» Exercise passage
On the Existence of Categorical Universal Coverings

TL;DR

This paper investigates conditions for the existence of categorical universal coverings in topological spaces, providing a generalized Shelah Theorem and criteria for unions of spaces, with implications for fundamental groups.

Contribution

It introduces necessary and sufficient conditions for categorical universal coverings and extends Shelah's Theorem to first countable Peano spaces.

Findings

A first countable Peano space has a categorical universal covering or an uncountable fundamental group.

The union of two spaces has a categorical universal covering if and only if both do.

Generalized Shelah Theorem applies to Peano continua and their fundamental groups.

Abstract

In this paper, we study necessary and sufficient conditions for the existence of categorical universal coverings using open covers of a given space $X$. As some applications, first we present a generalized version of the Shelah Theorem (Mycielski's conjecture: If $X$ is a Peano continuum, then $\pi_1(X,x)$ is uncountable or $X$ has a simply connected universal covering) which states that a first countable Peano space has a categorical universal covering or has an uncountable fundamental group. Second, we prove that the one point union $X_1\vee X_2=\frac{{X_1}\cup {X_2}}{{x_1}\sim {x_2}}$ has a categorical universal covering if and only if both $X_1$ and $X_2$ have categorical universal coverings.

» Exercise data

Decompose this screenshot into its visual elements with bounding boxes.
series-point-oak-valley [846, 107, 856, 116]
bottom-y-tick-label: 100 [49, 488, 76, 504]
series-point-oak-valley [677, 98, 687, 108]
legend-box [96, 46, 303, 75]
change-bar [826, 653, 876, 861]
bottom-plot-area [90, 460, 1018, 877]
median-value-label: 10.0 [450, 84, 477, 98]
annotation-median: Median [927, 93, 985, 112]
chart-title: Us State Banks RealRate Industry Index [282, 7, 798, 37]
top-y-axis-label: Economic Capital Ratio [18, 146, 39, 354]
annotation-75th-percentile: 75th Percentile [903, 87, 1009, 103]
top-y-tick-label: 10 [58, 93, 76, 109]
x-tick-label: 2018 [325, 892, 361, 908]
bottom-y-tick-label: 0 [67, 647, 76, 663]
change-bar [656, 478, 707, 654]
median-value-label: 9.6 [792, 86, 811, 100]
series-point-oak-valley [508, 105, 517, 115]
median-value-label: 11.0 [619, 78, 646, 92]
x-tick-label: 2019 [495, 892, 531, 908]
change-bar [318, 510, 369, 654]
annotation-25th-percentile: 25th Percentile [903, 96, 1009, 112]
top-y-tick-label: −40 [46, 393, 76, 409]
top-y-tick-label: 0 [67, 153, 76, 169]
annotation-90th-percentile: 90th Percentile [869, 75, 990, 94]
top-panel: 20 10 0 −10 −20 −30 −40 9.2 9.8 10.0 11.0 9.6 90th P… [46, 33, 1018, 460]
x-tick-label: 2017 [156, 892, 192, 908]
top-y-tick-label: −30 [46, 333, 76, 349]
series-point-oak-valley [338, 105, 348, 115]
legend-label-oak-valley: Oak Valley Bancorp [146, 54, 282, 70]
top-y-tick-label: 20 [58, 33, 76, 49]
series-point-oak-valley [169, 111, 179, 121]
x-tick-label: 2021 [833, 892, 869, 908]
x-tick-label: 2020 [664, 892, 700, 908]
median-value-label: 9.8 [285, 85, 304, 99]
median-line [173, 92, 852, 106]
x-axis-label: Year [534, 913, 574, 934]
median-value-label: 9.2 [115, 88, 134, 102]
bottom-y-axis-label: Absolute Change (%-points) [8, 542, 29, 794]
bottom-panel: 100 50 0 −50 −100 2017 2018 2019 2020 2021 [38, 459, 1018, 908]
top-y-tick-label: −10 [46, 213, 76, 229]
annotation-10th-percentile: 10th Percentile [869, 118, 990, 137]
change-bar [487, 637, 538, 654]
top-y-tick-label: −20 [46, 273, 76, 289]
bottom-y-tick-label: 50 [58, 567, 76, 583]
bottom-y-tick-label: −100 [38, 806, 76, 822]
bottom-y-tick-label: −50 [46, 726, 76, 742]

» Things to do
1/ List the section headings that follow the title in the categorical coverings summary.
2/ Reproduce word for word the part of the categorical coverings summary between "It introduces necessary" and "or an uncountable fundamental group.", inclusive.

» Your responses
1/
TL;DR
Contribution
Findings
Abstract

2/
It introduces necessary and sufficient conditions for categorical universal coverings and extends Shelah's Theorem to first countable Peano spaces.

Findings

A first countable Peano space has a categorical universal covering or an uncountable fundamental group.